Instruction:
Copy the records below word for word, leaving out the pictures.

Element and region listings:

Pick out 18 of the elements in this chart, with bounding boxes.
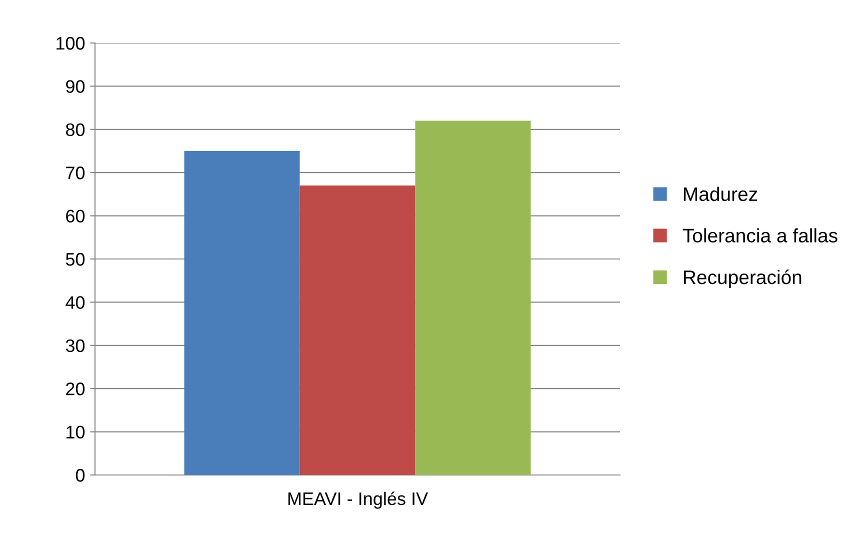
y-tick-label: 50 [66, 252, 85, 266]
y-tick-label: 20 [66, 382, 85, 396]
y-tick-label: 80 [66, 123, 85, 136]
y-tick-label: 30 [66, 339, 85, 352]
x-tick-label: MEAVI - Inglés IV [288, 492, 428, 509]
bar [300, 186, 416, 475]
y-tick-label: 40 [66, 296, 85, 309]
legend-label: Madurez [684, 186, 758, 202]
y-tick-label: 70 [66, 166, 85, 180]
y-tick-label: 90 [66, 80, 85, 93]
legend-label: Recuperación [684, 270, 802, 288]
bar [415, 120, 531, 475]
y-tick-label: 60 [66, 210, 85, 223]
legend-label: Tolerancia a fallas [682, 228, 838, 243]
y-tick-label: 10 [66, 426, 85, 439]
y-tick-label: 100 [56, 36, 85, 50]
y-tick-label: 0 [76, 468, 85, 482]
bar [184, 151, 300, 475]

Full solution:
Pick out 18 of the elements in this chart, with bounding boxes.
y-tick-label: 50 [66, 252, 85, 266]
y-tick-label: 20 [66, 382, 85, 396]
y-tick-label: 80 [66, 123, 85, 136]
y-tick-label: 30 [66, 339, 85, 352]
x-tick-label: MEAVI - Inglés IV [288, 492, 428, 509]
bar [300, 186, 416, 475]
y-tick-label: 40 [66, 296, 85, 309]
legend-label: Madurez [684, 186, 758, 202]
y-tick-label: 70 [66, 166, 85, 180]
y-tick-label: 90 [66, 80, 85, 93]
legend-label: Recuperación [684, 270, 802, 288]
bar [415, 120, 531, 475]
y-tick-label: 60 [66, 210, 85, 223]
legend-label: Tolerancia a fallas [682, 228, 838, 243]
y-tick-label: 10 [66, 426, 85, 439]
y-tick-label: 100 [56, 36, 85, 50]
y-tick-label: 0 [76, 468, 85, 482]
bar [184, 151, 300, 475]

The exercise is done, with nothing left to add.